Reading text

□ □ □ □ □

After winning a tag match on 6 August episode of Superstars, Regal was named as the number one contender to the ECW Championship. On 18 August episode of ECW, Regal teamed with Kozlov again to face Ezekiel Jackson and the ECW Champion Christian in which Jackson attacked Christian to ensure Regal's victory, with the trio of Regal, Kozlov and Jackson forming a new alliance which was later dubbed the Ruthless Roundtable. At SummerSlam, Regal challenged Christian for his title, but was defeated in eight seconds. With the Roundtable's help, Regal defeated Christian in a non-title match on 25 August episode of ECW to earn a title rematch against Christian at Breaking Point, but Christian prevailed again with the rest of the Roundtable banned from ringside. Regal was then denied another chance at number one contender-ship, but The Ruthless Roundtable continued to repeatedly attack Christian to continue the feud. As a result, Christian demanded to face Regal, so he received another shot for the ECW Championship on 10 November episode of ECW in Sheffield, England, but he was once again unsuccessful.

At Survivor Series, Regal participated in a traditional five-on-five Survivor Series elimination match and was eliminated by MVP. Following Survivor Series, dissension was teased within The Ruthless Roundtable, although Jackson seemed poised to leave the group, Regal ultimately sided with Jackson and turned on Kozlov by assisting Jackson in defeating Kozlov to qualify for an ECW Homecoming battle royal to determine the number one contender to the ECW Championship. Jackson won the ECW Homecoming battle royal and was granted a title shot, but Christian defeated him at the Royal Rumble to retain his title. Despite the loss, Regal and Jackson continued to assault Christian, who accepted Jackson's title challenge. On the final episode of ECW on 16 February 2010, Regal helped Jackson defeating Christian in an Extreme Rules match to become the final ECW Champion.

Later career (2010–2012) 
After ECW was cancelled to be replaced by NXT, Regal returned to the Raw brand, but he also became the Pro to Rookie Skip Sheffield on the first season of NXT. Regal made his debut on 2 March episode of NXT, teaming with Sheffield in a losing effort against Matt Hardy and Justin Gabriel. On 13 April episode of NXT, Regal won his first match on the show, defeating former pupil Daniel Bryan. On the 10 May episode of NXT, Sheffield was eliminated from the competition.

Regal was mostly involved in lower-card feuds after returning to wrestle on Raw and also regularly appeared on NXT and Superstars. In 2010, he regularly lost tag team matches against Santino Marella while trading wins with Goldust. Regal defeated Darren Young in three matches on Superstars in October and November.

In March 2011, Regal became the color commentator for the fifth season of NXT. On 26 April, Regal was drafted to SmackDown as part of the 2011 WWE supplemental draft. On NXT, Regal began a feud with rookie Jacob Novak after Novak taunted him as old and washed up. On the 3 May episode of NXT, Regal was set to face Novak, but Novak's Pro JTG stepped in to replace Novak. While Regal had the match won, Novak interfered, attacking Regal and causing a disqualification. This attack turned Regal face. On the 10 May episode of NXT, Regal defeated Novak by submission to end the feud as Novak was eliminated on the next episode.

□ □ □ □ □

Information supplied
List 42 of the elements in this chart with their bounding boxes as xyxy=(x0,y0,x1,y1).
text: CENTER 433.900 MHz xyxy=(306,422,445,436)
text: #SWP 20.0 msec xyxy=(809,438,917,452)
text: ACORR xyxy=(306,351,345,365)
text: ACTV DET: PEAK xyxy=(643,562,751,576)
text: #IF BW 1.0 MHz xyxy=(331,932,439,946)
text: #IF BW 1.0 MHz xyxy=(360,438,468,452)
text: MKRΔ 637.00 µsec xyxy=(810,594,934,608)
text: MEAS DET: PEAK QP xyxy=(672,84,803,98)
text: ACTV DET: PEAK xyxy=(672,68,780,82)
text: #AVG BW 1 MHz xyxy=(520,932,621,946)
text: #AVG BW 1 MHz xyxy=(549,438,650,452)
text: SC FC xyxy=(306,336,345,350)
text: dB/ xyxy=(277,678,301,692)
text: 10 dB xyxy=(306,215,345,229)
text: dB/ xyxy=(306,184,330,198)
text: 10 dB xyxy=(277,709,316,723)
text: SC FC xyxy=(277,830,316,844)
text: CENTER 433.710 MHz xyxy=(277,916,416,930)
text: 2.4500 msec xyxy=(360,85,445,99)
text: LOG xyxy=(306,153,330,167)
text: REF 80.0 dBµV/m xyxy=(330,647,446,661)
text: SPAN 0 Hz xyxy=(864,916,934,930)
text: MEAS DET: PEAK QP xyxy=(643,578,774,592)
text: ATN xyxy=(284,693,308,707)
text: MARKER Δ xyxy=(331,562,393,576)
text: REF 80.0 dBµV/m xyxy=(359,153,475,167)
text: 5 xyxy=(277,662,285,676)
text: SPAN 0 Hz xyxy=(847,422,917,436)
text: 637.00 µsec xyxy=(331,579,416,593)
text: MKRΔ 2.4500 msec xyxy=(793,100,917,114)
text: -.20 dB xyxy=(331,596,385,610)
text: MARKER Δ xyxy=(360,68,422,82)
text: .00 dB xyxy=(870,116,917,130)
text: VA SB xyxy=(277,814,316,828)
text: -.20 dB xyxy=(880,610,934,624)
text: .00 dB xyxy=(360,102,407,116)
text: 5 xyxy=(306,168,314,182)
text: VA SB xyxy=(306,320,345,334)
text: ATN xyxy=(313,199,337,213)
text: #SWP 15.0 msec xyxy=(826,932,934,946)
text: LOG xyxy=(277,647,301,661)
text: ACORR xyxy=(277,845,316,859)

□ □ □ □ □

Tasks to complete
- 1) From the passage about Regal, extract word for word the portion running from "In March 2011, Regal" to "the next episode.".
- 2) Render in French the following sentence from the passage about Regal: "At SummerSlam, Regal challenged Christian for his title, but was defeated in eight seconds."
- 3) For each statement, state whether it agrees with the passage about Regal, and support the answer with the deciding words of the passage, quoted exactly.
(a) At Survivor Series, Regal was eliminated by MVP.
(b) Regal's first win on NXT came against Matt Hardy.
(c) In the 2011 WWE supplemental draft, Regal was drafted to Raw.

Responses per task
- 1)
In March 2011, Regal became the color commentator for the fifth season of NXT. On 26 April, Regal was drafted to SmackDown as part of the 2011 WWE supplemental draft. On NXT, Regal began a feud with rookie Jacob Novak after Novak taunted him as old and washed up. On the 3 May episode of NXT, Regal was set to face Novak, but Novak's Pro JTG stepped in to replace Novak. While Regal had the match won, Novak interfered, attacking Regal and causing a disqualification. This attack turned Regal face. On the 10 May episode of NXT, Regal defeated Novak by submission to end the feud as Novak was eliminated on the next episode.

- 2) À SummerSlam, Regal a défié Christian pour son titre, mais a été battu en huit secondes.

- 3)
(a) Yes: "At Survivor Series, Regal participated in a traditional five-on-five Survivor Series elimination match and was eliminated by MVP."
(b) No: "On 13 April episode of NXT, Regal won his first match on the show, defeating former pupil Daniel Bryan."
(c) No: "On 26 April, Regal was drafted to SmackDown as part of the 2011 WWE supplemental draft."